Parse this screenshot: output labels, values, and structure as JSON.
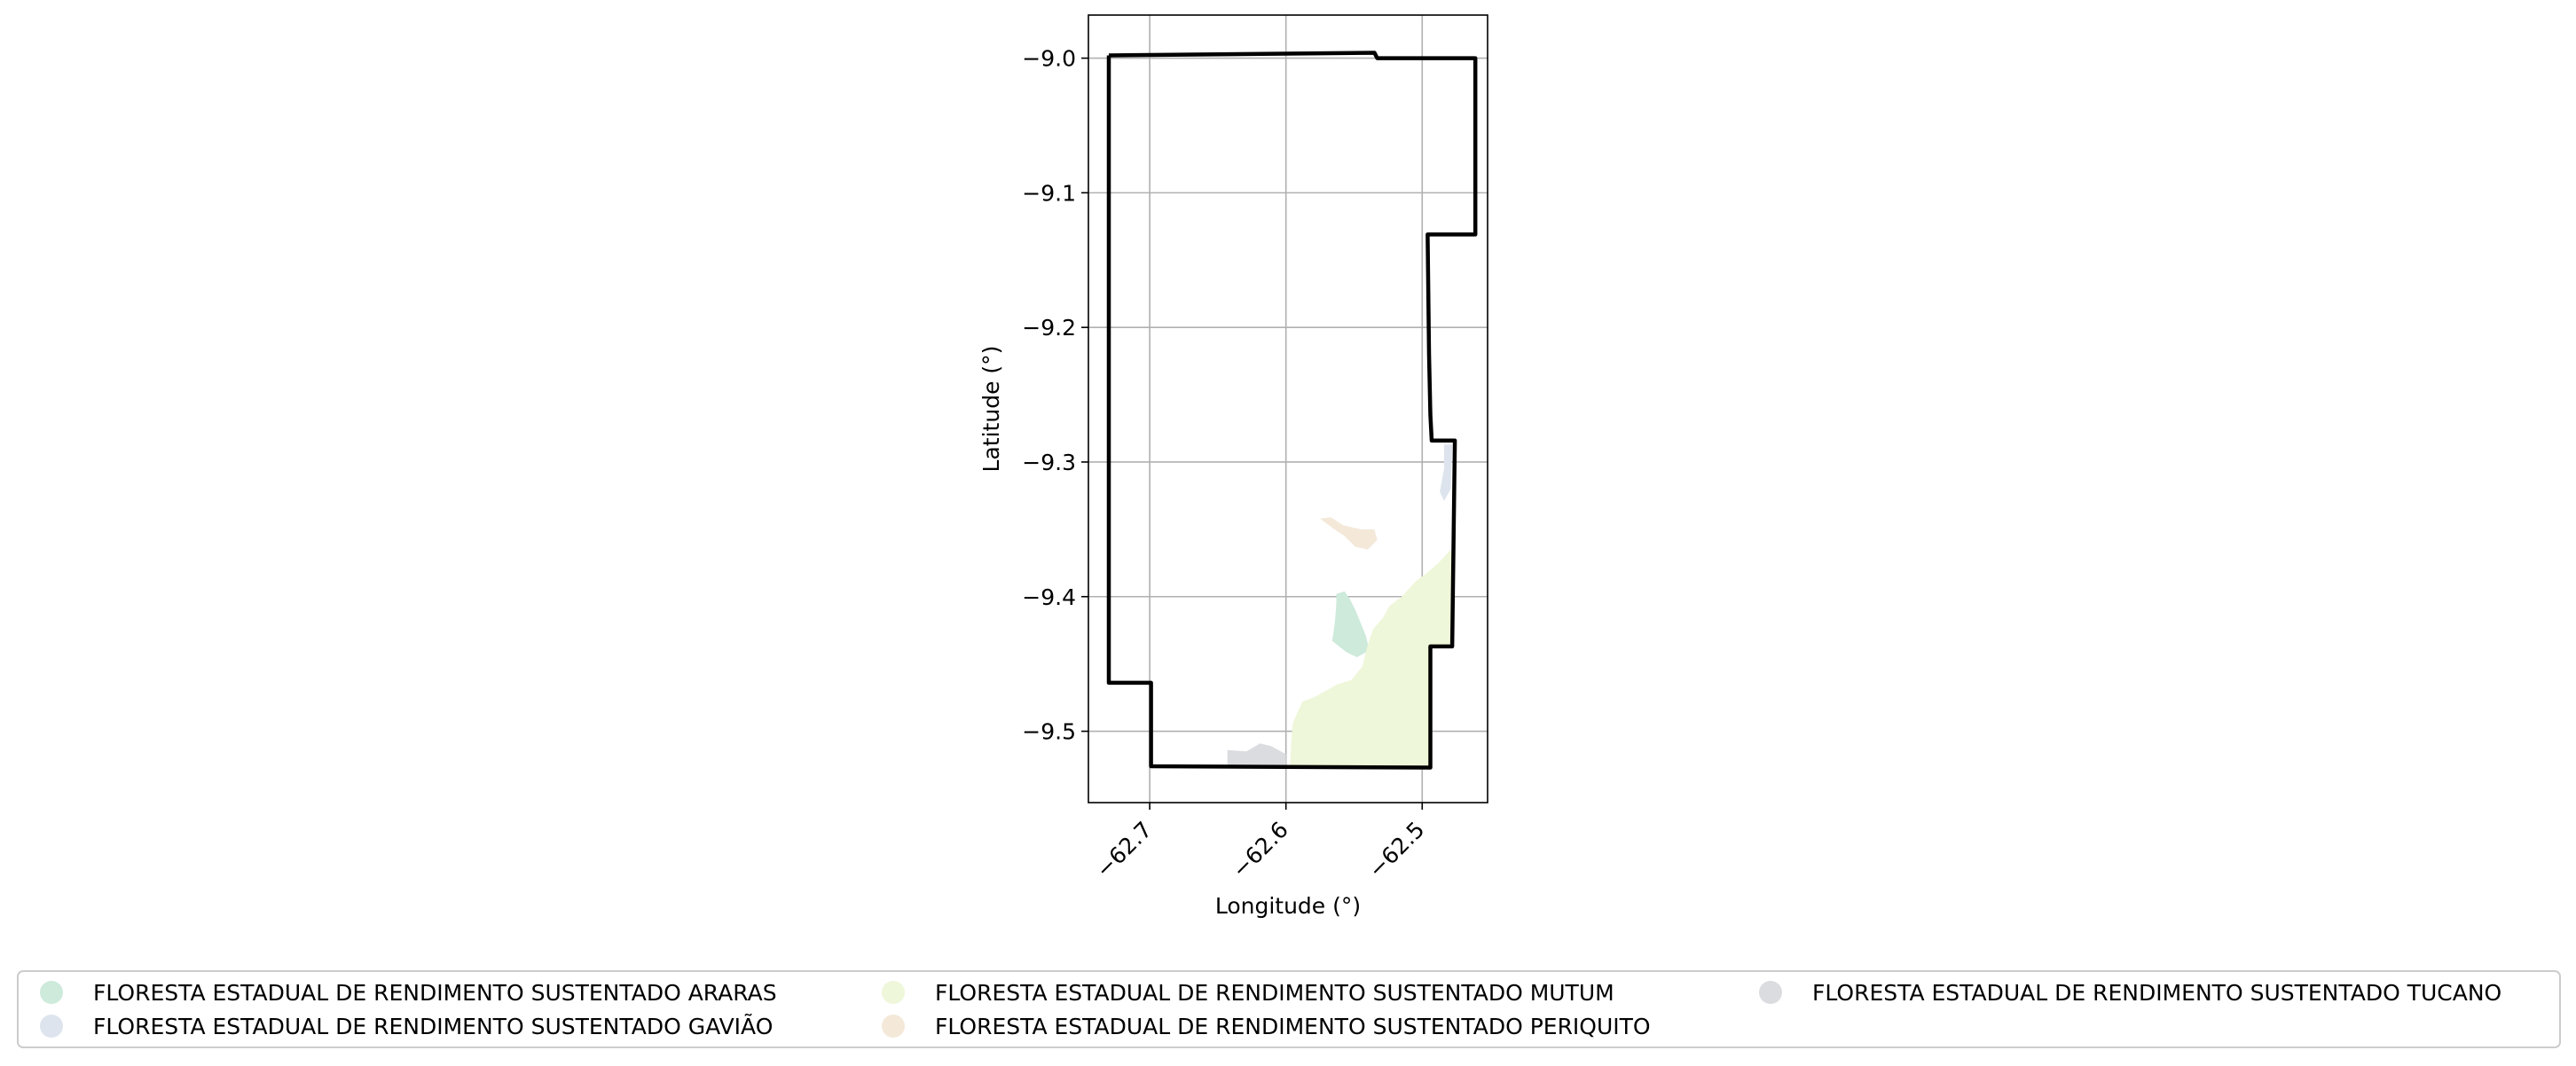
{
  "chart_data": {
    "type": "map",
    "title": "",
    "xlabel": "Longitude (°)",
    "ylabel": "Latitude (°)",
    "xlim": [
      -62.745,
      -62.452
    ],
    "ylim": [
      -9.553,
      -8.968
    ],
    "grid": true,
    "x_ticks": [
      {
        "value": -62.7,
        "label": "−62.7"
      },
      {
        "value": -62.6,
        "label": "−62.6"
      },
      {
        "value": -62.5,
        "label": "−62.5"
      }
    ],
    "y_ticks": [
      {
        "value": -9.0,
        "label": "−9.0"
      },
      {
        "value": -9.1,
        "label": "−9.1"
      },
      {
        "value": -9.2,
        "label": "−9.2"
      },
      {
        "value": -9.3,
        "label": "−9.3"
      },
      {
        "value": -9.4,
        "label": "−9.4"
      },
      {
        "value": -9.5,
        "label": "−9.5"
      }
    ],
    "boundary": {
      "color": "#000000",
      "points": [
        [
          -62.73,
          -8.998
        ],
        [
          -62.535,
          -8.996
        ],
        [
          -62.533,
          -9.0
        ],
        [
          -62.461,
          -9.0
        ],
        [
          -62.461,
          -9.131
        ],
        [
          -62.496,
          -9.131
        ],
        [
          -62.495,
          -9.22
        ],
        [
          -62.494,
          -9.265
        ],
        [
          -62.493,
          -9.284
        ],
        [
          -62.476,
          -9.284
        ],
        [
          -62.478,
          -9.437
        ],
        [
          -62.494,
          -9.437
        ],
        [
          -62.494,
          -9.527
        ],
        [
          -62.699,
          -9.526
        ],
        [
          -62.699,
          -9.464
        ],
        [
          -62.73,
          -9.464
        ],
        [
          -62.73,
          -8.998
        ]
      ]
    },
    "areas": [
      {
        "name": "FLORESTA ESTADUAL DE RENDIMENTO SUSTENTADO ARARAS",
        "color": "#cdeadb",
        "points": [
          [
            -62.563,
            -9.398
          ],
          [
            -62.557,
            -9.396
          ],
          [
            -62.553,
            -9.402
          ],
          [
            -62.549,
            -9.41
          ],
          [
            -62.545,
            -9.42
          ],
          [
            -62.541,
            -9.43
          ],
          [
            -62.539,
            -9.44
          ],
          [
            -62.548,
            -9.445
          ],
          [
            -62.556,
            -9.441
          ],
          [
            -62.566,
            -9.433
          ],
          [
            -62.564,
            -9.418
          ],
          [
            -62.563,
            -9.405
          ]
        ]
      },
      {
        "name": "FLORESTA ESTADUAL DE RENDIMENTO SUSTENTADO GAVIÃO",
        "color": "#dde4ee",
        "points": [
          [
            -62.484,
            -9.287
          ],
          [
            -62.478,
            -9.287
          ],
          [
            -62.479,
            -9.32
          ],
          [
            -62.484,
            -9.329
          ],
          [
            -62.487,
            -9.322
          ],
          [
            -62.484,
            -9.305
          ]
        ]
      },
      {
        "name": "FLORESTA ESTADUAL DE RENDIMENTO SUSTENTADO MUTUM",
        "color": "#eef7d9",
        "points": [
          [
            -62.479,
            -9.365
          ],
          [
            -62.488,
            -9.375
          ],
          [
            -62.496,
            -9.382
          ],
          [
            -62.504,
            -9.388
          ],
          [
            -62.515,
            -9.4
          ],
          [
            -62.524,
            -9.407
          ],
          [
            -62.529,
            -9.416
          ],
          [
            -62.536,
            -9.424
          ],
          [
            -62.54,
            -9.436
          ],
          [
            -62.544,
            -9.452
          ],
          [
            -62.552,
            -9.462
          ],
          [
            -62.562,
            -9.465
          ],
          [
            -62.578,
            -9.474
          ],
          [
            -62.588,
            -9.478
          ],
          [
            -62.595,
            -9.494
          ],
          [
            -62.596,
            -9.507
          ],
          [
            -62.597,
            -9.526
          ],
          [
            -62.494,
            -9.527
          ],
          [
            -62.494,
            -9.437
          ],
          [
            -62.478,
            -9.437
          ],
          [
            -62.477,
            -9.38
          ]
        ]
      },
      {
        "name": "FLORESTA ESTADUAL DE RENDIMENTO SUSTENTADO PERIQUITO",
        "color": "#f4e9d9",
        "points": [
          [
            -62.575,
            -9.342
          ],
          [
            -62.567,
            -9.341
          ],
          [
            -62.558,
            -9.347
          ],
          [
            -62.545,
            -9.35
          ],
          [
            -62.535,
            -9.35
          ],
          [
            -62.533,
            -9.358
          ],
          [
            -62.54,
            -9.365
          ],
          [
            -62.549,
            -9.363
          ],
          [
            -62.557,
            -9.355
          ],
          [
            -62.566,
            -9.349
          ]
        ]
      },
      {
        "name": "FLORESTA ESTADUAL DE RENDIMENTO SUSTENTADO TUCANO",
        "color": "#dadcdf",
        "points": [
          [
            -62.643,
            -9.514
          ],
          [
            -62.629,
            -9.515
          ],
          [
            -62.619,
            -9.509
          ],
          [
            -62.611,
            -9.511
          ],
          [
            -62.6,
            -9.517
          ],
          [
            -62.6,
            -9.526
          ],
          [
            -62.643,
            -9.526
          ]
        ]
      }
    ],
    "legend": {
      "placement": "bottom",
      "columns": 3,
      "items": [
        {
          "label": "FLORESTA ESTADUAL DE RENDIMENTO SUSTENTADO ARARAS",
          "color": "#cdeadb"
        },
        {
          "label": "FLORESTA ESTADUAL DE RENDIMENTO SUSTENTADO GAVIÃO",
          "color": "#dde4ee"
        },
        {
          "label": "FLORESTA ESTADUAL DE RENDIMENTO SUSTENTADO MUTUM",
          "color": "#eef7d9"
        },
        {
          "label": "FLORESTA ESTADUAL DE RENDIMENTO SUSTENTADO PERIQUITO",
          "color": "#f4e9d9"
        },
        {
          "label": "FLORESTA ESTADUAL DE RENDIMENTO SUSTENTADO TUCANO",
          "color": "#dadcdf"
        }
      ]
    }
  }
}
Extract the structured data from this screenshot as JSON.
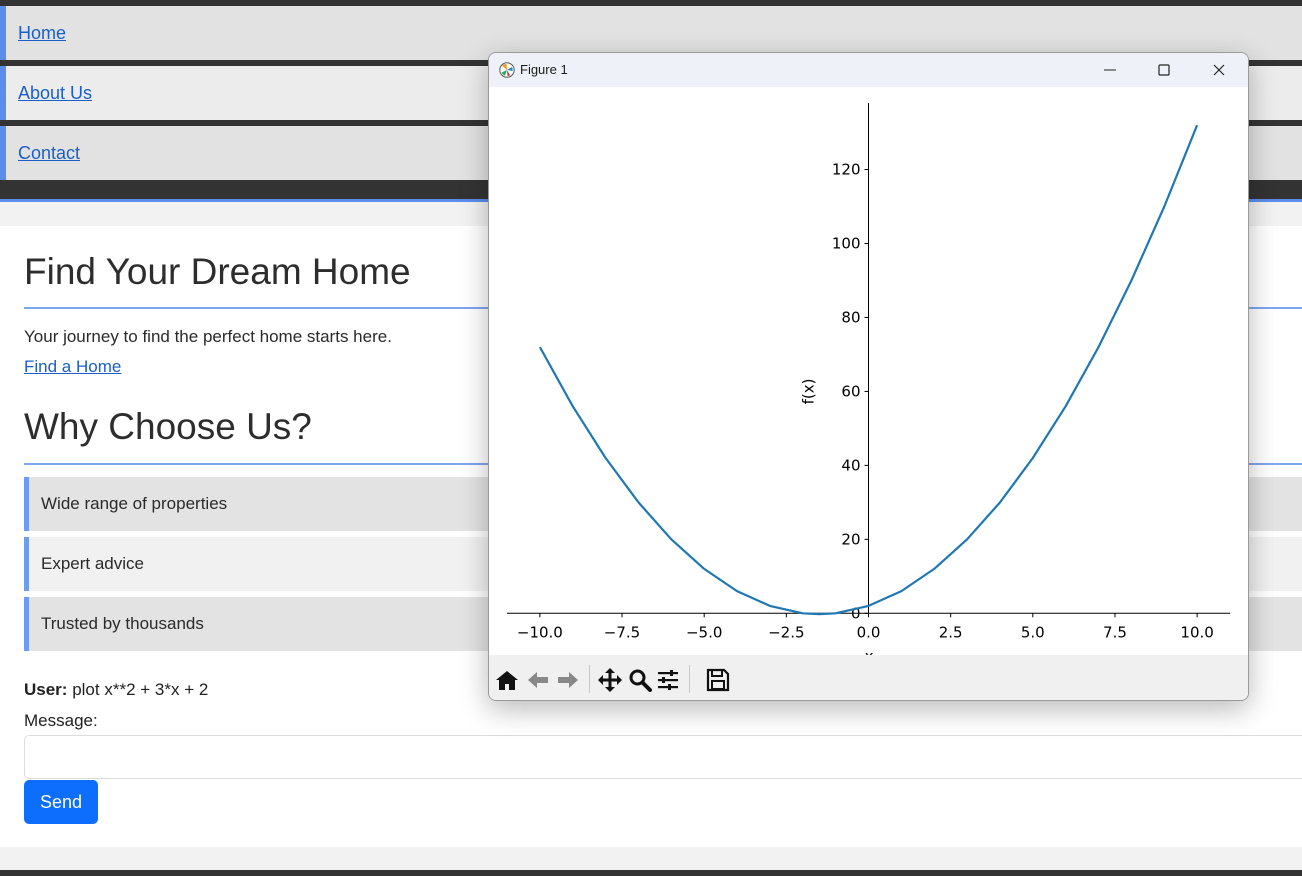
{
  "nav": {
    "items": [
      {
        "label": "Home"
      },
      {
        "label": "About Us"
      },
      {
        "label": "Contact"
      }
    ]
  },
  "hero": {
    "title": "Find Your Dream Home",
    "lead": "Your journey to find the perfect home starts here.",
    "cta_label": "Find a Home"
  },
  "why": {
    "title": "Why Choose Us?",
    "features": [
      "Wide range of properties",
      "Expert advice",
      "Trusted by thousands"
    ]
  },
  "chat": {
    "user_label": "User:",
    "user_message": "plot x**2 + 3*x + 2",
    "message_label": "Message:",
    "message_value": "",
    "send_label": "Send"
  },
  "figure": {
    "window_title": "Figure 1",
    "icons": [
      "home-icon",
      "back-arrow-icon",
      "forward-arrow-icon",
      "pan-icon",
      "zoom-icon",
      "configure-subplots-icon",
      "save-icon"
    ],
    "line_color": "#1f77b4"
  },
  "colors": {
    "accent": "#5b8def",
    "link": "#1a5fc9",
    "send_button": "#0d6efd"
  },
  "chart_data": {
    "type": "line",
    "expression": "x**2 + 3*x + 2",
    "x_range": [
      -10,
      10
    ],
    "series": [
      {
        "x": [
          -10,
          -9,
          -8,
          -7,
          -6,
          -5,
          -4,
          -3,
          -2,
          -1.5,
          -1,
          0,
          1,
          2,
          3,
          4,
          5,
          6,
          7,
          8,
          9,
          10
        ],
        "y": [
          72,
          56,
          42,
          30,
          20,
          12,
          6,
          2,
          0,
          -0.25,
          0,
          2,
          6,
          12,
          20,
          30,
          42,
          56,
          72,
          90,
          110,
          132
        ]
      }
    ],
    "xlabel": "x",
    "ylabel": "f(x)",
    "xticks": [
      "−10.0",
      "−7.5",
      "−5.0",
      "−2.5",
      "0.0",
      "2.5",
      "5.0",
      "7.5",
      "10.0"
    ],
    "yticks": [
      "0",
      "20",
      "40",
      "60",
      "80",
      "100",
      "120"
    ],
    "xlim": [
      -11,
      11
    ],
    "ylim": [
      -1,
      138
    ],
    "grid": false,
    "spines": "centered"
  }
}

= = = = = = =

Show every line where the string "MUTUM" appears.

- _Final result_
        "name": "FLORESTA ESTADUAL DE RENDIMENTO SUSTENTADO MUTUM",
          "label": "FLORESTA ESTADUAL DE RENDIMENTO SUSTENTADO MUTUM",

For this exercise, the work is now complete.